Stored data
--------
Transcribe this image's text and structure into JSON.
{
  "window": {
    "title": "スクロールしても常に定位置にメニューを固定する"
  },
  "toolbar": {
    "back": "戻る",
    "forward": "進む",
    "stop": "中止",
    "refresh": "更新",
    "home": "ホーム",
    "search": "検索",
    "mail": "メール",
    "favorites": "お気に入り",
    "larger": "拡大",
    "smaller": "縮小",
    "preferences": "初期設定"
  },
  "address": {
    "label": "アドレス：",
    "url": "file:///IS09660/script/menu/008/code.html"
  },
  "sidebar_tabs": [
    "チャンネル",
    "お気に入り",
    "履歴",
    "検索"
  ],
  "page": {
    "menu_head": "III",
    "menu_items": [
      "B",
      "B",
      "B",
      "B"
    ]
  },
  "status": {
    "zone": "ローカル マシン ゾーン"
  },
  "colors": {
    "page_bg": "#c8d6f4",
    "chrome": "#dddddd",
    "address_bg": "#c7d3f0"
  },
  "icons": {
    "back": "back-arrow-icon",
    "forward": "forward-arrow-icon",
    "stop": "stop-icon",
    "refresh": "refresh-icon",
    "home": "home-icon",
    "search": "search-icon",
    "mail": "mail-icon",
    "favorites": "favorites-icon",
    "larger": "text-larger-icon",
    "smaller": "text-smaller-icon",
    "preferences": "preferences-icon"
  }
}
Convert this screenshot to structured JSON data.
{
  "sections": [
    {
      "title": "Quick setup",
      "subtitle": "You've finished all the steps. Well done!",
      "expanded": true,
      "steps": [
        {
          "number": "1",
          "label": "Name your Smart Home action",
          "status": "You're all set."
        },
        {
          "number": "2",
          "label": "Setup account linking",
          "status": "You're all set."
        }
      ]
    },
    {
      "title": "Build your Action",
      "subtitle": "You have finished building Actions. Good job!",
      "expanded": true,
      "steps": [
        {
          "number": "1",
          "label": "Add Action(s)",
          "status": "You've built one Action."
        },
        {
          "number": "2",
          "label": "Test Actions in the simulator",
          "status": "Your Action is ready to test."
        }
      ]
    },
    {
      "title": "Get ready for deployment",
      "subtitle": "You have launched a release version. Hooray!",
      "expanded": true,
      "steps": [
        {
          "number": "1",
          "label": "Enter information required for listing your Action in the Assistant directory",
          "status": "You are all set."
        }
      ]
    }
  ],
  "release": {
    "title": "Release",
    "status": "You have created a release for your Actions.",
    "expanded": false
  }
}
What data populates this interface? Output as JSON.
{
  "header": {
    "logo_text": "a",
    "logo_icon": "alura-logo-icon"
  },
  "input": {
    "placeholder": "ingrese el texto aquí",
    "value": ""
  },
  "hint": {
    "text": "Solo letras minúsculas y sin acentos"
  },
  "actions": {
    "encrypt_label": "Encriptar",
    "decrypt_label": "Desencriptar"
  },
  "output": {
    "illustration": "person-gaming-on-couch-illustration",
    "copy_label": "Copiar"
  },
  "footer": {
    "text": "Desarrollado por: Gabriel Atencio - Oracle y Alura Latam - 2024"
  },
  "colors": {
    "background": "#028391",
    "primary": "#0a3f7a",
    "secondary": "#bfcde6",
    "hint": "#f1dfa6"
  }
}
--------
Exercise objective
Write out every line of the material again, exactly as it reads.

Correct output
Transcribe this image's text and structure into JSON.
{
  "window": {
    "title": "スクロールしても常に定位置にメニューを固定する"
  },
  "toolbar": {
    "back": "戻る",
    "forward": "進む",
    "stop": "中止",
    "refresh": "更新",
    "home": "ホーム",
    "search": "検索",
    "mail": "メール",
    "favorites": "お気に入り",
    "larger": "拡大",
    "smaller": "縮小",
    "preferences": "初期設定"
  },
  "address": {
    "label": "アドレス：",
    "url": "file:///IS09660/script/menu/008/code.html"
  },
  "sidebar_tabs": [
    "チャンネル",
    "お気に入り",
    "履歴",
    "検索"
  ],
  "page": {
    "menu_head": "III",
    "menu_items": [
      "B",
      "B",
      "B",
      "B"
    ]
  },
  "status": {
    "zone": "ローカル マシン ゾーン"
  },
  "colors": {
    "page_bg": "#c8d6f4",
    "chrome": "#dddddd",
    "address_bg": "#c7d3f0"
  },
  "icons": {
    "back": "back-arrow-icon",
    "forward": "forward-arrow-icon",
    "stop": "stop-icon",
    "refresh": "refresh-icon",
    "home": "home-icon",
    "search": "search-icon",
    "mail": "mail-icon",
    "favorites": "favorites-icon",
    "larger": "text-larger-icon",
    "smaller": "text-smaller-icon",
    "preferences": "preferences-icon"
  }
}
Convert this screenshot to structured JSON data.
{
  "sections": [
    {
      "title": "Quick setup",
      "subtitle": "You've finished all the steps. Well done!",
      "expanded": true,
      "steps": [
        {
          "number": "1",
          "label": "Name your Smart Home action",
          "status": "You're all set."
        },
        {
          "number": "2",
          "label": "Setup account linking",
          "status": "You're all set."
        }
      ]
    },
    {
      "title": "Build your Action",
      "subtitle": "You have finished building Actions. Good job!",
      "expanded": true,
      "steps": [
        {
          "number": "1",
          "label": "Add Action(s)",
          "status": "You've built one Action."
        },
        {
          "number": "2",
          "label": "Test Actions in the simulator",
          "status": "Your Action is ready to test."
        }
      ]
    },
    {
      "title": "Get ready for deployment",
      "subtitle": "You have launched a release version. Hooray!",
      "expanded": true,
      "steps": [
        {
          "number": "1",
          "label": "Enter information required for listing your Action in the Assistant directory",
          "status": "You are all set."
        }
      ]
    }
  ],
  "release": {
    "title": "Release",
    "status": "You have created a release for your Actions.",
    "expanded": false
  }
}
What data populates this interface? Output as JSON.
{
  "header": {
    "logo_text": "a",
    "logo_icon": "alura-logo-icon"
  },
  "input": {
    "placeholder": "ingrese el texto aquí",
    "value": ""
  },
  "hint": {
    "text": "Solo letras minúsculas y sin acentos"
  },
  "actions": {
    "encrypt_label": "Encriptar",
    "decrypt_label": "Desencriptar"
  },
  "output": {
    "illustration": "person-gaming-on-couch-illustration",
    "copy_label": "Copiar"
  },
  "footer": {
    "text": "Desarrollado por: Gabriel Atencio - Oracle y Alura Latam - 2024"
  },
  "colors": {
    "background": "#028391",
    "primary": "#0a3f7a",
    "secondary": "#bfcde6",
    "hint": "#f1dfa6"
  }
}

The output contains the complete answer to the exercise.